Записи разметки областей
::::::::
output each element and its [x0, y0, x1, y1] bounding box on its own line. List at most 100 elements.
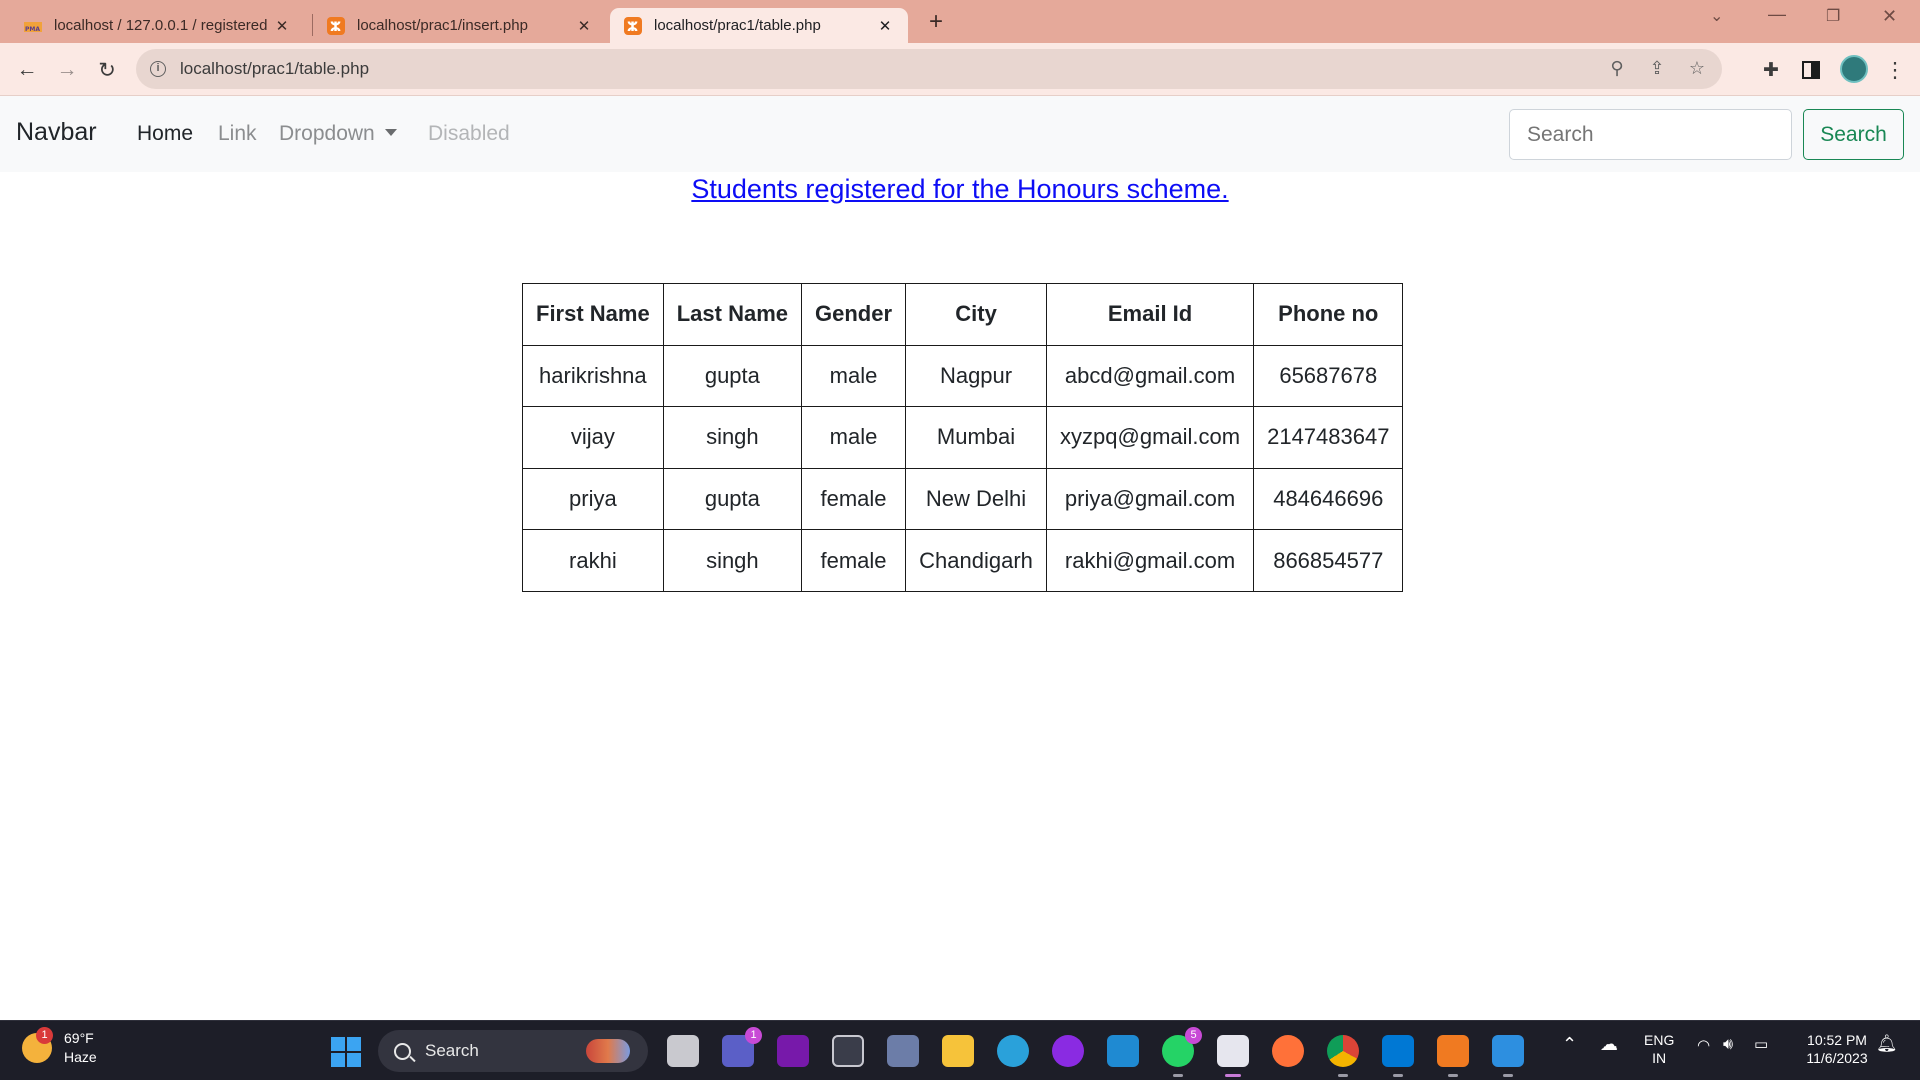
forward-arrow-icon[interactable]: → [52, 55, 82, 85]
nav-dropdown-toggle[interactable]: Dropdown [279, 122, 397, 146]
bookmark-star-icon[interactable]: ☆ [1686, 57, 1708, 79]
task-view-icon[interactable] [667, 1035, 699, 1067]
tab-table-active[interactable]: ⵣ localhost/prac1/table.php ✕ [610, 8, 908, 43]
profile-avatar[interactable] [1840, 55, 1868, 83]
tray-overflow-chevron-icon[interactable]: ⌃ [1562, 1035, 1577, 1053]
windows-start-icon[interactable] [331, 1037, 361, 1067]
tab-title: localhost/prac1/insert.php [357, 17, 528, 34]
chrome-menu-icon[interactable]: ⋮ [1880, 55, 1910, 85]
onenote-icon[interactable] [777, 1035, 809, 1067]
teams-icon[interactable]: 1 [722, 1027, 762, 1067]
extensions-puzzle-icon[interactable]: ✚ [1756, 55, 1786, 85]
chrome-icon[interactable] [1327, 1035, 1359, 1077]
url-text[interactable]: localhost/prac1/table.php [180, 59, 369, 79]
table-cell: gupta [662, 467, 803, 531]
vscode-icon[interactable] [1382, 1035, 1414, 1077]
search-button[interactable]: Search [1803, 109, 1904, 160]
share-icon[interactable]: ⇪ [1646, 57, 1668, 79]
table-row: harikrishna gupta male Nagpur abcd@gmail… [522, 344, 1404, 408]
navbar-brand[interactable]: Navbar [16, 118, 97, 147]
xampp-icon: ⵣ [624, 16, 642, 35]
table-cell: singh [662, 406, 803, 469]
wifi-icon[interactable]: ◠ [1697, 1037, 1710, 1055]
column-header: Email Id [1046, 283, 1255, 346]
search-input[interactable] [1509, 109, 1792, 160]
minimize-button[interactable]: — [1768, 4, 1786, 25]
reload-icon[interactable]: ↻ [92, 55, 122, 85]
volume-icon[interactable]: 🔊︎ [1723, 1036, 1733, 1054]
tab-phpmyadmin[interactable]: PMA localhost / 127.0.0.1 / registered ✕ [10, 8, 305, 43]
nav-disabled-link: Disabled [428, 122, 510, 145]
language-indicator[interactable]: ENG IN [1644, 1031, 1674, 1067]
weather-badge: 1 [36, 1027, 53, 1044]
svg-text:ⵣ: ⵣ [627, 20, 638, 35]
table-cell: male [800, 406, 907, 469]
clock-time: 10:52 PM [1807, 1032, 1867, 1048]
table-cell: harikrishna [522, 344, 664, 408]
svg-text:PMA: PMA [25, 26, 40, 33]
zoom-icon[interactable]: ⚲ [1606, 57, 1628, 79]
game-mask-icon[interactable] [1052, 1035, 1084, 1067]
clock[interactable]: 10:52 PM 11/6/2023 [1794, 1031, 1880, 1067]
running-indicator [1338, 1074, 1348, 1077]
table-cell: 866854577 [1253, 529, 1404, 592]
browser-tab-strip: PMA localhost / 127.0.0.1 / registered ✕… [0, 0, 1920, 43]
camera-icon[interactable] [887, 1035, 919, 1067]
close-tab-icon[interactable]: ✕ [575, 17, 593, 35]
paint-icon[interactable] [1492, 1035, 1524, 1077]
close-tab-icon[interactable]: ✕ [876, 17, 894, 35]
browser-toolbar: ← → ↻ i localhost/prac1/table.php ⚲ ⇪ ☆ … [0, 43, 1920, 96]
search-icon [394, 1042, 411, 1060]
telegram-icon[interactable] [997, 1035, 1029, 1067]
close-window-button[interactable]: ✕ [1882, 6, 1897, 27]
tab-insert[interactable]: ⵣ localhost/prac1/insert.php ✕ [313, 8, 607, 43]
weather-temp: 69°F [64, 1030, 94, 1046]
battery-icon[interactable]: ▭ [1754, 1036, 1768, 1054]
column-header: Gender [800, 283, 907, 346]
onedrive-cloud-icon[interactable]: ☁ [1600, 1035, 1618, 1053]
site-info-icon[interactable]: i [150, 61, 166, 77]
table-cell: Chandigarh [905, 529, 1048, 592]
column-header: Phone no [1253, 283, 1404, 346]
back-arrow-icon[interactable]: ← [12, 55, 42, 85]
snipping-tool-icon[interactable] [1217, 1035, 1249, 1077]
taskbar-search[interactable]: Search [378, 1030, 648, 1072]
address-bar[interactable]: i localhost/prac1/table.php ⚲ ⇪ ☆ [136, 49, 1722, 89]
region-code: IN [1652, 1050, 1667, 1066]
page-heading-link[interactable]: Students registered for the Honours sche… [0, 174, 1920, 205]
tab-search-chevron-icon[interactable]: ⌄ [1710, 6, 1723, 26]
whatsapp-icon[interactable]: 5 [1162, 1027, 1202, 1077]
table-cell: New Delhi [905, 467, 1048, 531]
firefox-icon[interactable] [1272, 1035, 1304, 1067]
active-indicator [1225, 1074, 1241, 1077]
table-cell: xyzpq@gmail.com [1046, 406, 1255, 469]
table-cell: 2147483647 [1253, 406, 1404, 469]
nav-home-link[interactable]: Home [137, 122, 193, 146]
table-header-row: First Name Last Name Gender City Email I… [522, 283, 1404, 346]
nav-dropdown-label: Dropdown [279, 122, 375, 145]
weather-widget[interactable]: 1 69°F Haze [22, 1027, 97, 1067]
running-indicator [1393, 1074, 1403, 1077]
nav-link-link[interactable]: Link [218, 122, 257, 146]
file-explorer-icon[interactable] [942, 1035, 974, 1067]
column-header: City [905, 283, 1048, 346]
mail-icon[interactable] [1107, 1035, 1139, 1067]
new-tab-button[interactable]: + [925, 8, 947, 36]
clock-date: 11/6/2023 [1806, 1050, 1868, 1066]
close-tab-icon[interactable]: ✕ [273, 17, 291, 35]
unity-icon[interactable] [832, 1035, 864, 1067]
side-panel-icon[interactable] [1796, 55, 1826, 85]
xampp-taskbar-icon[interactable] [1437, 1035, 1469, 1077]
caret-down-icon [384, 128, 397, 136]
table-row: vijay singh male Mumbai xyzpq@gmail.com … [522, 406, 1404, 469]
restore-button[interactable]: ❐ [1826, 6, 1840, 26]
table-cell: priya [522, 467, 664, 531]
taskbar-search-label: Search [425, 1041, 479, 1060]
students-table: First Name Last Name Gender City Email I… [522, 283, 1404, 592]
notification-bell-icon[interactable]: 🔔︎ [1876, 1035, 1898, 1053]
tab-title: localhost/prac1/table.php [654, 17, 821, 34]
weather-condition: Haze [64, 1049, 97, 1065]
table-cell: priya@gmail.com [1046, 467, 1255, 531]
table-cell: rakhi [522, 529, 664, 592]
teams-badge: 1 [745, 1027, 762, 1044]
::::::::
- **Условие задачи**:
Перепишите без изменений строки материала, начиная со строки, в которой есть «forward-arrow-icon[interactable]: → [52, 55, 82, 85]», и заканчивая строкой, в которой есть «clock[interactable]: 10:52 PM». Обе граничные строки входят в ответ.

- **Ответ на задание**:
forward-arrow-icon[interactable]: → [52, 55, 82, 85]
nav-dropdown-toggle[interactable]: Dropdown [279, 122, 397, 146]
bookmark-star-icon[interactable]: ☆ [1686, 57, 1708, 79]
task-view-icon[interactable] [667, 1035, 699, 1067]
tab-table-active[interactable]: ⵣ localhost/prac1/table.php ✕ [610, 8, 908, 43]
profile-avatar[interactable] [1840, 55, 1868, 83]
tray-overflow-chevron-icon[interactable]: ⌃ [1562, 1035, 1577, 1053]
windows-start-icon[interactable] [331, 1037, 361, 1067]
tab-title: localhost/prac1/insert.php [357, 17, 528, 34]
chrome-menu-icon[interactable]: ⋮ [1880, 55, 1910, 85]
onenote-icon[interactable] [777, 1035, 809, 1067]
teams-icon[interactable]: 1 [722, 1027, 762, 1067]
extensions-puzzle-icon[interactable]: ✚ [1756, 55, 1786, 85]
chrome-icon[interactable] [1327, 1035, 1359, 1077]
url-text[interactable]: localhost/prac1/table.php [180, 59, 369, 79]
table-cell: gupta [662, 467, 803, 531]
vscode-icon[interactable] [1382, 1035, 1414, 1077]
search-button[interactable]: Search [1803, 109, 1904, 160]
share-icon[interactable]: ⇪ [1646, 57, 1668, 79]
table-row: harikrishna gupta male Nagpur abcd@gmail… [522, 344, 1404, 408]
navbar-brand[interactable]: Navbar [16, 118, 97, 147]
xampp-icon: ⵣ [624, 16, 642, 35]
table-cell: singh [662, 406, 803, 469]
wifi-icon[interactable]: ◠ [1697, 1037, 1710, 1055]
column-header: Email Id [1046, 283, 1255, 346]
search-input[interactable] [1509, 109, 1792, 160]
minimize-button[interactable]: — [1768, 4, 1786, 25]
reload-icon[interactable]: ↻ [92, 55, 122, 85]
volume-icon[interactable]: 🔊︎ [1723, 1036, 1733, 1054]
tab-phpmyadmin[interactable]: PMA localhost / 127.0.0.1 / registered ✕ [10, 8, 305, 43]
nav-disabled-link: Disabled [428, 122, 510, 145]
language-indicator[interactable]: ENG IN [1644, 1031, 1674, 1067]
weather-badge: 1 [36, 1027, 53, 1044]
svg-text:ⵣ: ⵣ [627, 20, 638, 35]
table-cell: male [800, 406, 907, 469]
clock-time: 10:52 PM [1807, 1032, 1867, 1048]
table-cell: harikrishna [522, 344, 664, 408]
svg-text:PMA: PMA [25, 26, 40, 33]
zoom-icon[interactable]: ⚲ [1606, 57, 1628, 79]
game-mask-icon[interactable] [1052, 1035, 1084, 1067]
clock[interactable]: 10:52 PM 11/6/2023 [1794, 1031, 1880, 1067]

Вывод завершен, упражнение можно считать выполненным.